Stored entries
Start

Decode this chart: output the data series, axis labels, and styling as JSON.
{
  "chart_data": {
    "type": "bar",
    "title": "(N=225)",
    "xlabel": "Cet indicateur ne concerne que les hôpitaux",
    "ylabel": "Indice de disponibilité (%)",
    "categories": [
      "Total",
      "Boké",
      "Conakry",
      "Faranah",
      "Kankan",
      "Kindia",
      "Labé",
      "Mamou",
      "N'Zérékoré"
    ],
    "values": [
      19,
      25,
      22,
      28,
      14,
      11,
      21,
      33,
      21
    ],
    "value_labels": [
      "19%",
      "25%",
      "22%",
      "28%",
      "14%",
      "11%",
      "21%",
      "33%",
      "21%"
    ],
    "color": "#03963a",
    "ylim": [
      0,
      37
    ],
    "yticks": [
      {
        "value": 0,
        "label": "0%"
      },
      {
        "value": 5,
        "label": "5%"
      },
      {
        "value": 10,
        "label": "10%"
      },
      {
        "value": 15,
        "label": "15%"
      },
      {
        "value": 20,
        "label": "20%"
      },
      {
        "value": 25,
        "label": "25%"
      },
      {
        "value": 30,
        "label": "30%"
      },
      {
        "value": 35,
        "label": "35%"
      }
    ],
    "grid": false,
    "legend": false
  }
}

End

Set exercise — Using the data above, return each line exactly as written.

Final result —
Decode this chart: output the data series, axis labels, and styling as JSON.
{
  "chart_data": {
    "type": "bar",
    "title": "(N=225)",
    "xlabel": "Cet indicateur ne concerne que les hôpitaux",
    "ylabel": "Indice de disponibilité (%)",
    "categories": [
      "Total",
      "Boké",
      "Conakry",
      "Faranah",
      "Kankan",
      "Kindia",
      "Labé",
      "Mamou",
      "N'Zérékoré"
    ],
    "values": [
      19,
      25,
      22,
      28,
      14,
      11,
      21,
      33,
      21
    ],
    "value_labels": [
      "19%",
      "25%",
      "22%",
      "28%",
      "14%",
      "11%",
      "21%",
      "33%",
      "21%"
    ],
    "color": "#03963a",
    "ylim": [
      0,
      37
    ],
    "yticks": [
      {
        "value": 0,
        "label": "0%"
      },
      {
        "value": 5,
        "label": "5%"
      },
      {
        "value": 10,
        "label": "10%"
      },
      {
        "value": 15,
        "label": "15%"
      },
      {
        "value": 20,
        "label": "20%"
      },
      {
        "value": 25,
        "label": "25%"
      },
      {
        "value": 30,
        "label": "30%"
      },
      {
        "value": 35,
        "label": "35%"
      }
    ],
    "grid": false,
    "legend": false
  }
}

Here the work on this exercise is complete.